--- Text block ---

-----

But Texas Atty. Gen. Ken Paxton filed a suit contending that revoking the tax penalty meant the entire law must fall. He relied on the notion that the tax penalty was seen as crucial to the high court’s decision upholding the law in 2012.
While most legal experts saw this claim as far-fetched, it won before a conservative federal judge in Fort Worth and a 2-1 panel of the 5th Circuit Court in New Orleans.
California Atty. Gen. Xavier Becerra led the defense of the law and urged the high court to hear an appeal and end the legal threat to the Affordable Care Act. The Trump administration joined the case on the side of Texas.
Healthcare leaders say the COVID-19 pandemic has only highlighted the need for preserving the law.
“The ACA extended health coverage to millions of historically uninsured and vulnerable people in Los Angeles,” said Dr. Christina Ghaly, director of health services for Los Angeles County.
“Whether it was people experiencing homelessness, those with preexisting conditions, or anyone between the age of 18 and 65 who simply could not afford it, the ACA meant coverage for an essential set of health benefits.”

-----

--- Page layout parsing data ---
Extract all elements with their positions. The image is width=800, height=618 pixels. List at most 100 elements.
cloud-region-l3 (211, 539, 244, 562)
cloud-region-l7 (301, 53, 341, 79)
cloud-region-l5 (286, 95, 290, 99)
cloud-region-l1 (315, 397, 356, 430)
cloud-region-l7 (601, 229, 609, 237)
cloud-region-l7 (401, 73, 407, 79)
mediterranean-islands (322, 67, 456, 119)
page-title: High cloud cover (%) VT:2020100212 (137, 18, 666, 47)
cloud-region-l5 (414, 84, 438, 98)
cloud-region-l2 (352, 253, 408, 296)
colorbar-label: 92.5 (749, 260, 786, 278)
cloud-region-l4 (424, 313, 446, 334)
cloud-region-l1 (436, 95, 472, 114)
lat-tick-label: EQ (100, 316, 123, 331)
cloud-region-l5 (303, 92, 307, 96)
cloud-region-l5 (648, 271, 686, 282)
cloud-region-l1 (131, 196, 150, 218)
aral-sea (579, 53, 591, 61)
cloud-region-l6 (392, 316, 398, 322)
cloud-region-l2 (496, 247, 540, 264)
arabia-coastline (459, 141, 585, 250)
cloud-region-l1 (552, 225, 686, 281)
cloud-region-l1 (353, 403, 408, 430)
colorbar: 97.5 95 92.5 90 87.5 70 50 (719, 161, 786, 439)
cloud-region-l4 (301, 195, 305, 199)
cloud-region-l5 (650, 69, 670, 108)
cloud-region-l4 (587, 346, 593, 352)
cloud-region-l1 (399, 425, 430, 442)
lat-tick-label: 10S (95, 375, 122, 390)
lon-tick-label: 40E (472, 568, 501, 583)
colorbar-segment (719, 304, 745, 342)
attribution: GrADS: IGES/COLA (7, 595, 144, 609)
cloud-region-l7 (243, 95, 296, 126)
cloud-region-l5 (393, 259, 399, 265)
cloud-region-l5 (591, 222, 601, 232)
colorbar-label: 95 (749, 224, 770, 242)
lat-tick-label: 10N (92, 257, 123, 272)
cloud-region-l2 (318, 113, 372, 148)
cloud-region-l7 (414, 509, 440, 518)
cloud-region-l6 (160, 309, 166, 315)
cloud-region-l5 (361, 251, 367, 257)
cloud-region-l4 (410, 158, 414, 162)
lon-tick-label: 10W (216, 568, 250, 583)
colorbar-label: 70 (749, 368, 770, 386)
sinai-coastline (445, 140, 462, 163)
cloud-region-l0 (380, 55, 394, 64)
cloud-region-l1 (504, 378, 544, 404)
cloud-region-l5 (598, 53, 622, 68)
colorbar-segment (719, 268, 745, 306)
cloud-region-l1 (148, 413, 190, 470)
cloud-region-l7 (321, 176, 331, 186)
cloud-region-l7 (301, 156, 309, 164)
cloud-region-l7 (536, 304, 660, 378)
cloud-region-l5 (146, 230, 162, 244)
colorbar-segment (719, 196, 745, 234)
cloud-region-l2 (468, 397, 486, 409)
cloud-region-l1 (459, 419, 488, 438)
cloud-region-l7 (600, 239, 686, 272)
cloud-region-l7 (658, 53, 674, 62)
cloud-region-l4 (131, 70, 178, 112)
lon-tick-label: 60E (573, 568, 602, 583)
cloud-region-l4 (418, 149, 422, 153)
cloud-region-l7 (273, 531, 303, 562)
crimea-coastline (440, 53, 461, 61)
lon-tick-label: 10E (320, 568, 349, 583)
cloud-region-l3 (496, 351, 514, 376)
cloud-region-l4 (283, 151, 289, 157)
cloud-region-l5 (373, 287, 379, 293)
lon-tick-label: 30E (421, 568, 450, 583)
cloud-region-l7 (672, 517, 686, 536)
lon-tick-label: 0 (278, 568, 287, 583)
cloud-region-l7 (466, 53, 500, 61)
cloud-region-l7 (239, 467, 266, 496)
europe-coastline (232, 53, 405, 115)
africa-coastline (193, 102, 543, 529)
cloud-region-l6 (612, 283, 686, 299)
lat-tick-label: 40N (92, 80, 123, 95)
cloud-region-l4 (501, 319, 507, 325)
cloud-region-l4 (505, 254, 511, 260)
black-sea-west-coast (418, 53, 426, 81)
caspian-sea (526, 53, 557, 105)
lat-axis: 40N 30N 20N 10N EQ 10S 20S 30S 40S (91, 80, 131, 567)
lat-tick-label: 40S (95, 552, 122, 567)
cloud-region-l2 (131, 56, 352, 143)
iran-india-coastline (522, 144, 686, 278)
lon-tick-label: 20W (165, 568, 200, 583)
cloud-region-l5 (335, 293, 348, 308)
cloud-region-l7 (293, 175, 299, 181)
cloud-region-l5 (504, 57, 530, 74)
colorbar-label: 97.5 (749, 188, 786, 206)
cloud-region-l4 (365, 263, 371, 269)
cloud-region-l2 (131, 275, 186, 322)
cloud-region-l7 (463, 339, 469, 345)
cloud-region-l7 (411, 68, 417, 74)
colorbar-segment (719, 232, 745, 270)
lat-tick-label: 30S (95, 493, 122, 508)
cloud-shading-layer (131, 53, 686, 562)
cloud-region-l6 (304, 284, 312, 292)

-----

--- Task to carry out ---
Pick up the text on the legal fight over the Affordable Care Act and continue it from its last sentence.

--- Result ---
Invalidating the whole law would allow health insurers to resume their long-standing practice before the law’s enactment of turning away people with preexisting medical conditions.
Such a decision would also likely strip health insurance from tens of millions of Americans who have gained insurance since the law’s coverage expansion began in 2014. Gone would be state-based insurance marketplaces that have provided coverage options for Americans who don’t get health benefits at work.
Billions of dollars of federal aid to states to allow them to expand eligibility for Medicaid would also be eliminated, forcing states to pare back their healthcare safety nets.
A host of other protections and benefits in the law would have to be scrapped as well. Young adults under age 26 would no longer be allowed to remain on their parents’ health plans. Seniors enrolled in the Medicare Part D program would be forced to pay more for prescription drugs.
For states such as California, which have aggressively implemented the law, the impact of repealing it could be even more devastating, according to healthcare officials, hobbling a host of efforts to improve the quality of medical care in hospitals, clinics and physicians’ offices that were catalyzed by the law and the coverage expansion it made possible.
Healthcare officials are also concerned that the focus on the fate of the healthcare law before the court may dissuade some Americans from enrolling in health coverage on insurance marketplaces such as Covered California. Open enrollment on Covered California and the federal HealthCare.gov marketplace began this month.
“We don’t want to lose sight of the fact that today, there are millions of Californians who can get subsidized coverage,” said Covered California Director Peter Lee, who stressed that coverage for 2021 should not be in doubt, despite the lawsuit.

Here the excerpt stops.